-- BEGIN --

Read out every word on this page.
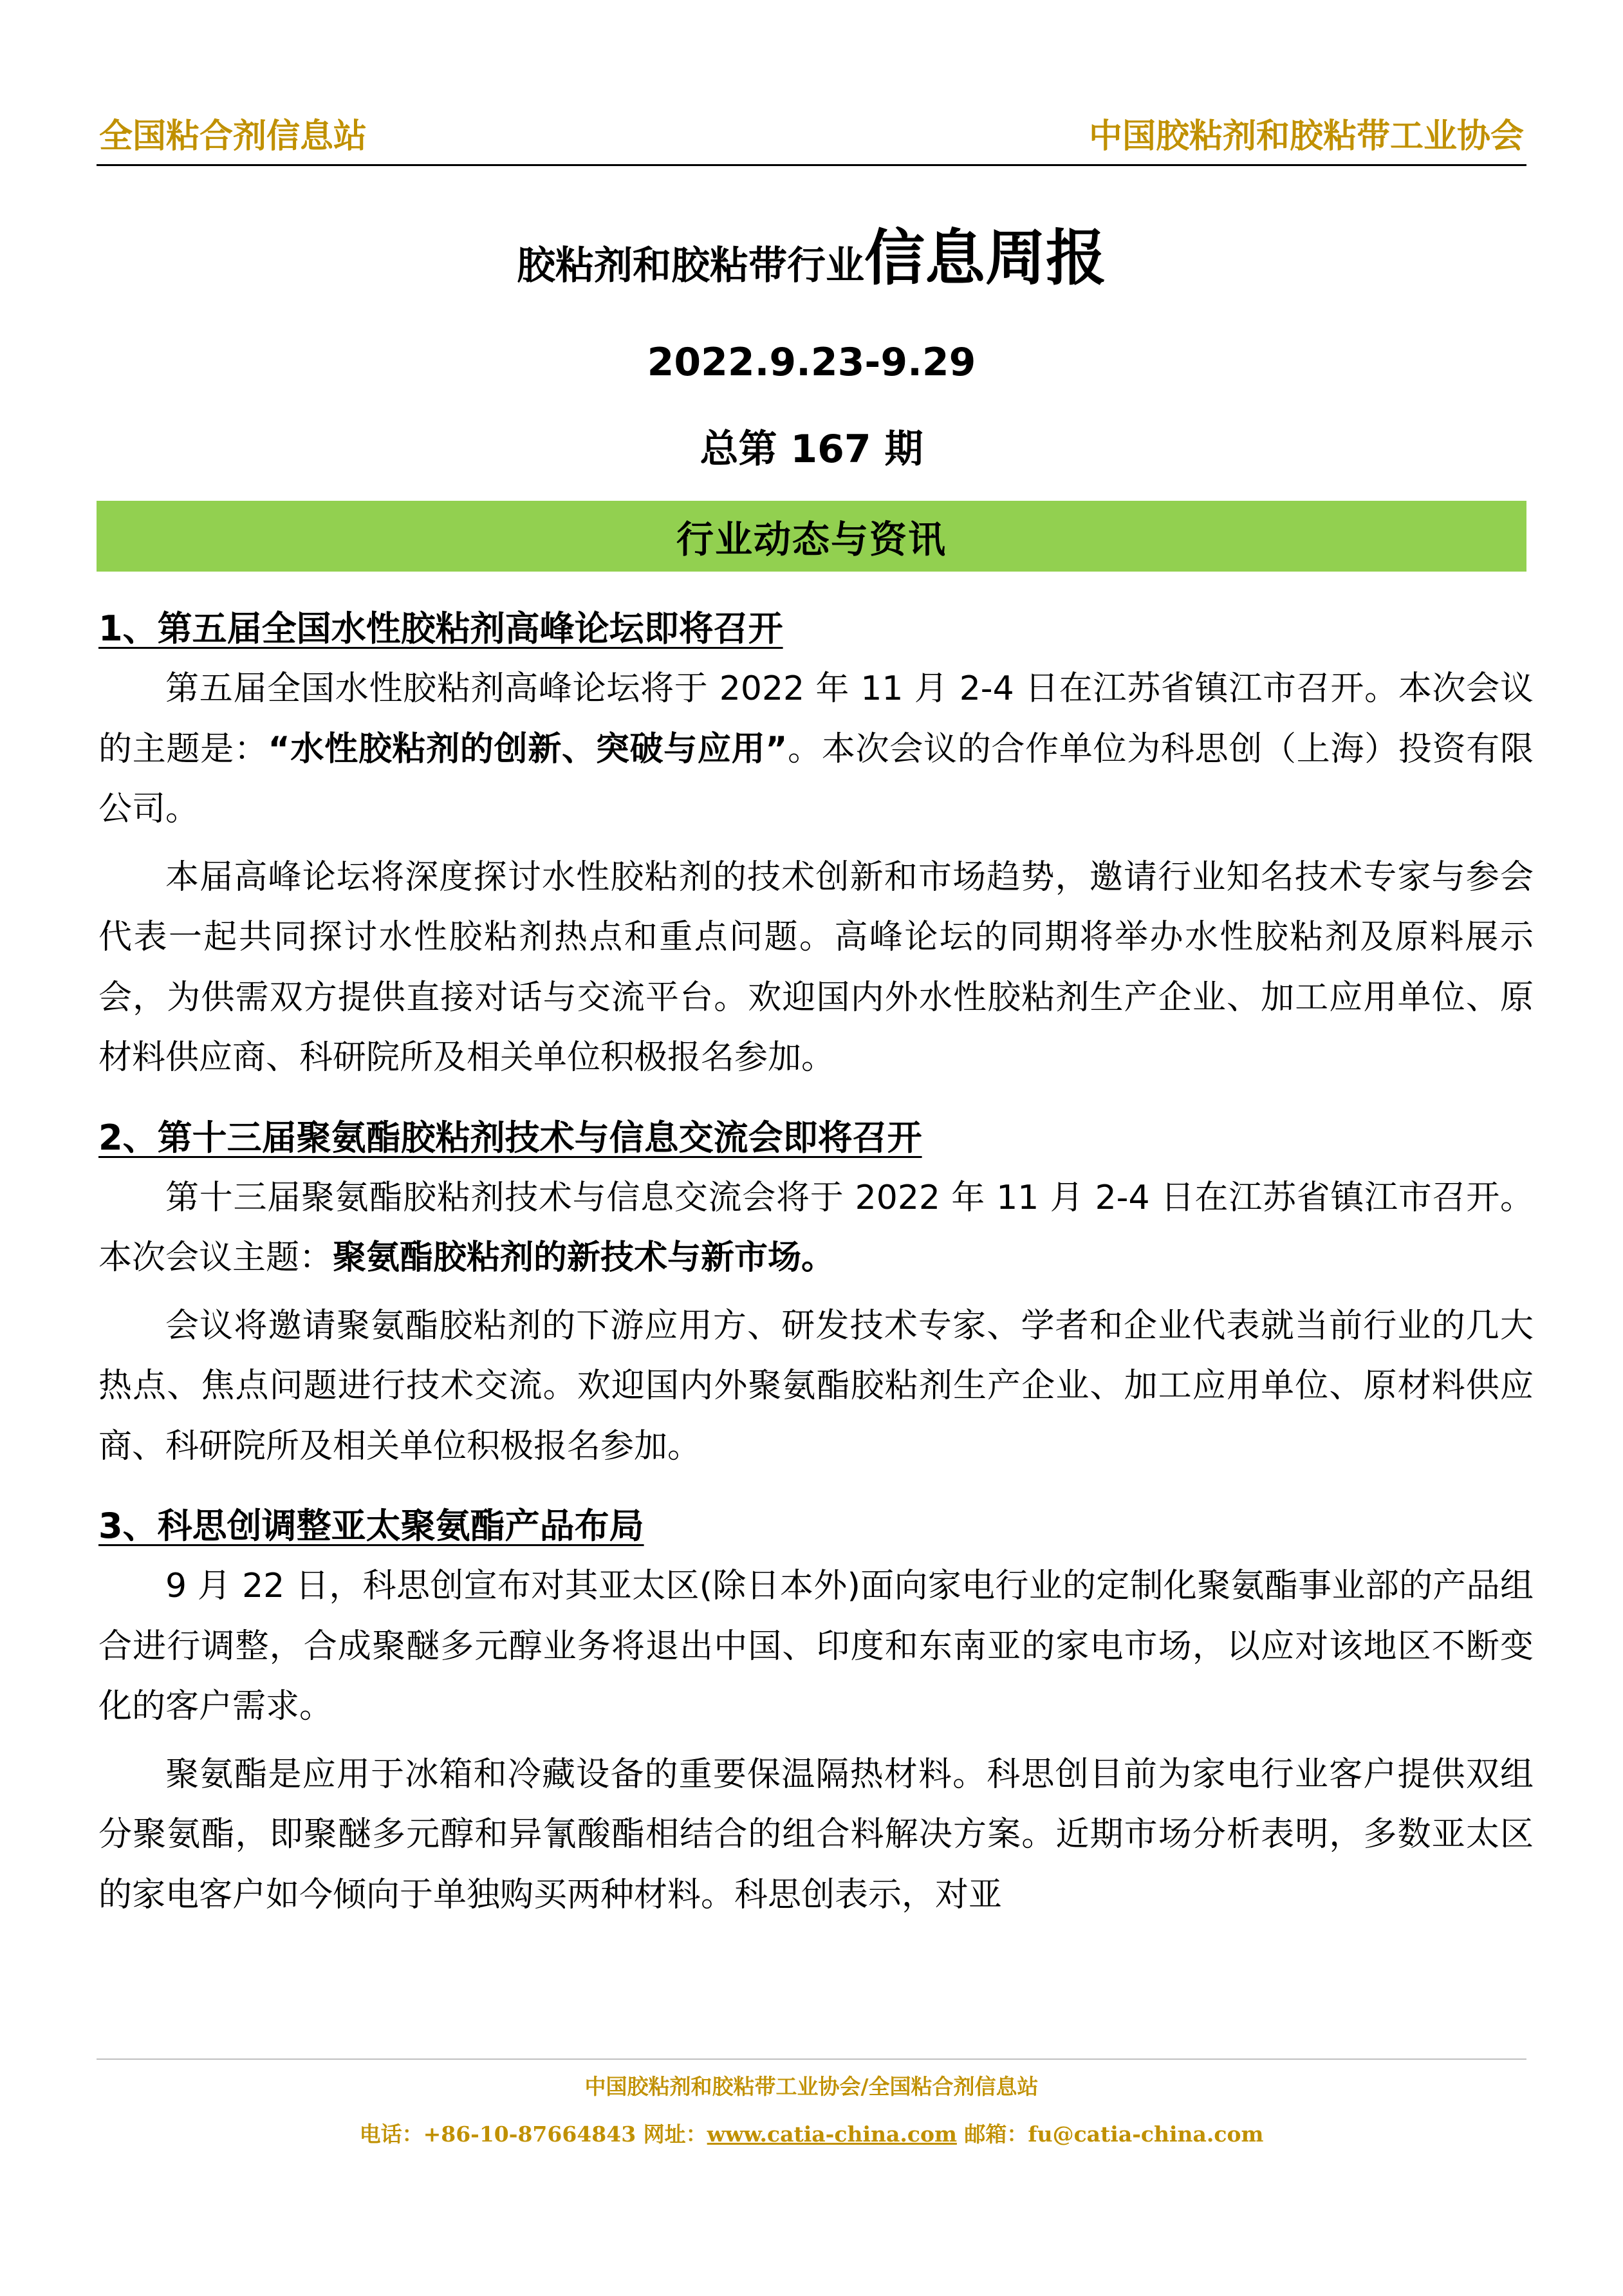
全国粘合剂信息站	中国胶粘剂和胶粘带工业协会
胶粘剂和胶粘带行业信息周报
2022.9.23-9.29
总第 167 期
行业动态与资讯
1、第五届全国水性胶粘剂高峰论坛即将召开

第五届全国水性胶粘剂高峰论坛将于 2022 年 11 月 2-4 日在江苏省镇江市召开。本次会议的主题是：“水性胶粘剂的创新、突破与应用”。本次会议的合作单位为科思创（上海）投资有限公司。

本届高峰论坛将深度探讨水性胶粘剂的技术创新和市场趋势，邀请行业知名技术专家与参会代表一起共同探讨水性胶粘剂热点和重点问题。高峰论坛的同期将举办水性胶粘剂及原料展示会，为供需双方提供直接对话与交流平台。欢迎国内外水性胶粘剂生产企业、加工应用单位、原材料供应商、科研院所及相关单位积极报名参加。

2、第十三届聚氨酯胶粘剂技术与信息交流会即将召开

第十三届聚氨酯胶粘剂技术与信息交流会将于 2022 年 11 月 2-4 日在江苏省镇江市召开。本次会议主题：聚氨酯胶粘剂的新技术与新市场。

会议将邀请聚氨酯胶粘剂的下游应用方、研发技术专家、学者和企业代表就当前行业的几大热点、焦点问题进行技术交流。欢迎国内外聚氨酯胶粘剂生产企业、加工应用单位、原材料供应商、科研院所及相关单位积极报名参加。

3、科思创调整亚太聚氨酯产品布局

9 月 22 日，科思创宣布对其亚太区(除日本外)面向家电行业的定制化聚氨酯事业部的产品组合进行调整，合成聚醚多元醇业务将退出中国、印度和东南亚的家电市场，以应对该地区不断变化的客户需求。

聚氨酯是应用于冰箱和冷藏设备的重要保温隔热材料。科思创目前为家电行业客户提供双组分聚氨酯，即聚醚多元醇和异氰酸酯相结合的组合料解决方案。近期市场分析表明，多数亚太区的家电客户如今倾向于单独购买两种材料。科思创表示，对亚

中国胶粘剂和胶粘带工业协会/全国粘合剂信息站
电话：+86-10-87664843 网址：www.catia-china.com 邮箱：fu@catia-china.com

-- END --

→ **Task details**:
Go through the listing above and list every line that has the word "科研院所及相关单位积极报名参加".

→ **Solution for this task**:
本届高峰论坛将深度探讨水性胶粘剂的技术创新和市场趋势，邀请行业知名技术专家与参会代表一起共同探讨水性胶粘剂热点和重点问题。高峰论坛的同期将举办水性胶粘剂及原料展示会，为供需双方提供直接对话与交流平台。欢迎国内外水性胶粘剂生产企业、加工应用单位、原材料供应商、科研院所及相关单位积极报名参加。
会议将邀请聚氨酯胶粘剂的下游应用方、研发技术专家、学者和企业代表就当前行业的几大热点、焦点问题进行技术交流。欢迎国内外聚氨酯胶粘剂生产企业、加工应用单位、原材料供应商、科研院所及相关单位积极报名参加。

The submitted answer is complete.